# Directions for this task:
Each line below should be reproduced without any alteration.

# Data listing:
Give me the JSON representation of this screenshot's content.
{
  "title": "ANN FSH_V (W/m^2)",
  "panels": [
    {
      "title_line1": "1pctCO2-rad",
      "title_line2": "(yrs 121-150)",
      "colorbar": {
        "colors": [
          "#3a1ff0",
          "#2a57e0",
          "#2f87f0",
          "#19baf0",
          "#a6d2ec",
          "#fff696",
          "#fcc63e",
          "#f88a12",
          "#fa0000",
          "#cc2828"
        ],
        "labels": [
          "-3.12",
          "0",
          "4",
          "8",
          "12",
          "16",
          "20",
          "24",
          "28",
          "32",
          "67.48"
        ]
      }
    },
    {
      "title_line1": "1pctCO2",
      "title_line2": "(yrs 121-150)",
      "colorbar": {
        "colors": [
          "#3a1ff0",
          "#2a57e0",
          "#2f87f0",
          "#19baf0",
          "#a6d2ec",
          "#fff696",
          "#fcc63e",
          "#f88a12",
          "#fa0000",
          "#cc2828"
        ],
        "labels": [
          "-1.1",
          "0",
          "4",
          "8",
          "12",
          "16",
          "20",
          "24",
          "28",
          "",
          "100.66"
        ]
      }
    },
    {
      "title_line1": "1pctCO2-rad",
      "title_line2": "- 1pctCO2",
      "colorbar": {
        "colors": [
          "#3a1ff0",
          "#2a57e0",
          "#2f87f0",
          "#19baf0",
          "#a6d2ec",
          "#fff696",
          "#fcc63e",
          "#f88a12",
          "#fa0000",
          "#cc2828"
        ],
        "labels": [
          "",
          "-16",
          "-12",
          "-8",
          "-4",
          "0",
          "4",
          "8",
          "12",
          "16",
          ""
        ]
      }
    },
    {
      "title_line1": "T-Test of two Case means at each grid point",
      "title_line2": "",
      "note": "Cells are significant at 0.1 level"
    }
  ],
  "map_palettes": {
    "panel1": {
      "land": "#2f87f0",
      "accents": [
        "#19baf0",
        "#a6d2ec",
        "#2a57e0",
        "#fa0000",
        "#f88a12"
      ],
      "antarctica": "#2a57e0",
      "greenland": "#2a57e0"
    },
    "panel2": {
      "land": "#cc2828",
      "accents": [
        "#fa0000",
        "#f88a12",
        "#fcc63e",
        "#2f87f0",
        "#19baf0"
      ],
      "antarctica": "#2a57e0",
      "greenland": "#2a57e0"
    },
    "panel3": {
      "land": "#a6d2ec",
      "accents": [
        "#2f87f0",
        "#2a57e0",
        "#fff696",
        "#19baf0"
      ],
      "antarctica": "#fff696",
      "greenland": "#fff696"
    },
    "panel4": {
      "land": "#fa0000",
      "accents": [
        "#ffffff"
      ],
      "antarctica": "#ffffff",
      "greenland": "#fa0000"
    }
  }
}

# Solution to the exercise:
Give me the JSON representation of this screenshot's content.
{
  "title": "ANN FSH_V (W/m^2)",
  "panels": [
    {
      "title_line1": "1pctCO2-rad",
      "title_line2": "(yrs 121-150)",
      "colorbar": {
        "colors": [
          "#3a1ff0",
          "#2a57e0",
          "#2f87f0",
          "#19baf0",
          "#a6d2ec",
          "#fff696",
          "#fcc63e",
          "#f88a12",
          "#fa0000",
          "#cc2828"
        ],
        "labels": [
          "-3.12",
          "0",
          "4",
          "8",
          "12",
          "16",
          "20",
          "24",
          "28",
          "32",
          "67.48"
        ]
      }
    },
    {
      "title_line1": "1pctCO2",
      "title_line2": "(yrs 121-150)",
      "colorbar": {
        "colors": [
          "#3a1ff0",
          "#2a57e0",
          "#2f87f0",
          "#19baf0",
          "#a6d2ec",
          "#fff696",
          "#fcc63e",
          "#f88a12",
          "#fa0000",
          "#cc2828"
        ],
        "labels": [
          "-1.1",
          "0",
          "4",
          "8",
          "12",
          "16",
          "20",
          "24",
          "28",
          "",
          "100.66"
        ]
      }
    },
    {
      "title_line1": "1pctCO2-rad",
      "title_line2": "- 1pctCO2",
      "colorbar": {
        "colors": [
          "#3a1ff0",
          "#2a57e0",
          "#2f87f0",
          "#19baf0",
          "#a6d2ec",
          "#fff696",
          "#fcc63e",
          "#f88a12",
          "#fa0000",
          "#cc2828"
        ],
        "labels": [
          "",
          "-16",
          "-12",
          "-8",
          "-4",
          "0",
          "4",
          "8",
          "12",
          "16",
          ""
        ]
      }
    },
    {
      "title_line1": "T-Test of two Case means at each grid point",
      "title_line2": "",
      "note": "Cells are significant at 0.1 level"
    }
  ],
  "map_palettes": {
    "panel1": {
      "land": "#2f87f0",
      "accents": [
        "#19baf0",
        "#a6d2ec",
        "#2a57e0",
        "#fa0000",
        "#f88a12"
      ],
      "antarctica": "#2a57e0",
      "greenland": "#2a57e0"
    },
    "panel2": {
      "land": "#cc2828",
      "accents": [
        "#fa0000",
        "#f88a12",
        "#fcc63e",
        "#2f87f0",
        "#19baf0"
      ],
      "antarctica": "#2a57e0",
      "greenland": "#2a57e0"
    },
    "panel3": {
      "land": "#a6d2ec",
      "accents": [
        "#2f87f0",
        "#2a57e0",
        "#fff696",
        "#19baf0"
      ],
      "antarctica": "#fff696",
      "greenland": "#fff696"
    },
    "panel4": {
      "land": "#fa0000",
      "accents": [
        "#ffffff"
      ],
      "antarctica": "#ffffff",
      "greenland": "#fa0000"
    }
  }
}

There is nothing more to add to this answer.